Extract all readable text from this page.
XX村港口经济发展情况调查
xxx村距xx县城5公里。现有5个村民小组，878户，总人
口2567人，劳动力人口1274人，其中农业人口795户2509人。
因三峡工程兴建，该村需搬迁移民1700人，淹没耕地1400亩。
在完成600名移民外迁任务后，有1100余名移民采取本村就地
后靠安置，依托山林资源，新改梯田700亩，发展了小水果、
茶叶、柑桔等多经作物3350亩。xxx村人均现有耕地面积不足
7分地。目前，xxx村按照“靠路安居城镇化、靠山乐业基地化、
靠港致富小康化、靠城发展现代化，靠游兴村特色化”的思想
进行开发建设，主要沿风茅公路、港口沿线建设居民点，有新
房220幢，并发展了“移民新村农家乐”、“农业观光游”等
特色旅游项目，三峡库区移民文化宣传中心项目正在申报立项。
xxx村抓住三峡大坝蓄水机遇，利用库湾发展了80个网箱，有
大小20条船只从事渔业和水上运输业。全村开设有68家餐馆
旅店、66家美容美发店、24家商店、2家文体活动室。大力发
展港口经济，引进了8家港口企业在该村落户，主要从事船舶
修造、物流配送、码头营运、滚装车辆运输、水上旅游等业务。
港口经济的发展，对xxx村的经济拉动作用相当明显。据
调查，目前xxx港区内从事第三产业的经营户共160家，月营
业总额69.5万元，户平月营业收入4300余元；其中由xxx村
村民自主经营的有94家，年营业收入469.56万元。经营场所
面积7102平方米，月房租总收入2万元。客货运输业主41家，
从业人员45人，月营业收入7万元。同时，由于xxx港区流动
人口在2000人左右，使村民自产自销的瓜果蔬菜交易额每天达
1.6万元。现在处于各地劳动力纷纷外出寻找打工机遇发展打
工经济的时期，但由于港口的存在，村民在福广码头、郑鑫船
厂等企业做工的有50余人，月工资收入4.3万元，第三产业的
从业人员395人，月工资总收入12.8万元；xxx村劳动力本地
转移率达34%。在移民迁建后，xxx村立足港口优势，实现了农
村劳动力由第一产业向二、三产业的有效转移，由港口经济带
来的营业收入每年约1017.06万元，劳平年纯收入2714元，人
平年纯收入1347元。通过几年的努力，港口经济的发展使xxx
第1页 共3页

================

Restate every line of the data word for word.

Extract all readable text from this page.
XX村港口经济发展情况调查
xxx村距xx县城5公里。现有5个村民小组，878户，总人
口2567人，劳动力人口1274人，其中农业人口795户2509人。
因三峡工程兴建，该村需搬迁移民1700人，淹没耕地1400亩。
在完成600名移民外迁任务后，有1100余名移民采取本村就地
后靠安置，依托山林资源，新改梯田700亩，发展了小水果、
茶叶、柑桔等多经作物3350亩。xxx村人均现有耕地面积不足
7分地。目前，xxx村按照“靠路安居城镇化、靠山乐业基地化、
靠港致富小康化、靠城发展现代化，靠游兴村特色化”的思想
进行开发建设，主要沿风茅公路、港口沿线建设居民点，有新
房220幢，并发展了“移民新村农家乐”、“农业观光游”等
特色旅游项目，三峡库区移民文化宣传中心项目正在申报立项。
xxx村抓住三峡大坝蓄水机遇，利用库湾发展了80个网箱，有
大小20条船只从事渔业和水上运输业。全村开设有68家餐馆
旅店、66家美容美发店、24家商店、2家文体活动室。大力发
展港口经济，引进了8家港口企业在该村落户，主要从事船舶
修造、物流配送、码头营运、滚装车辆运输、水上旅游等业务。
港口经济的发展，对xxx村的经济拉动作用相当明显。据
调查，目前xxx港区内从事第三产业的经营户共160家，月营
业总额69.5万元，户平月营业收入4300余元；其中由xxx村
村民自主经营的有94家，年营业收入469.56万元。经营场所
面积7102平方米，月房租总收入2万元。客货运输业主41家，
从业人员45人，月营业收入7万元。同时，由于xxx港区流动
人口在2000人左右，使村民自产自销的瓜果蔬菜交易额每天达
1.6万元。现在处于各地劳动力纷纷外出寻找打工机遇发展打
工经济的时期，但由于港口的存在，村民在福广码头、郑鑫船
厂等企业做工的有50余人，月工资收入4.3万元，第三产业的
从业人员395人，月工资总收入12.8万元；xxx村劳动力本地
转移率达34%。在移民迁建后，xxx村立足港口优势，实现了农
村劳动力由第一产业向二、三产业的有效转移，由港口经济带
来的营业收入每年约1017.06万元，劳平年纯收入2714元，人
平年纯收入1347元。通过几年的努力，港口经济的发展使xxx
第1页 共3页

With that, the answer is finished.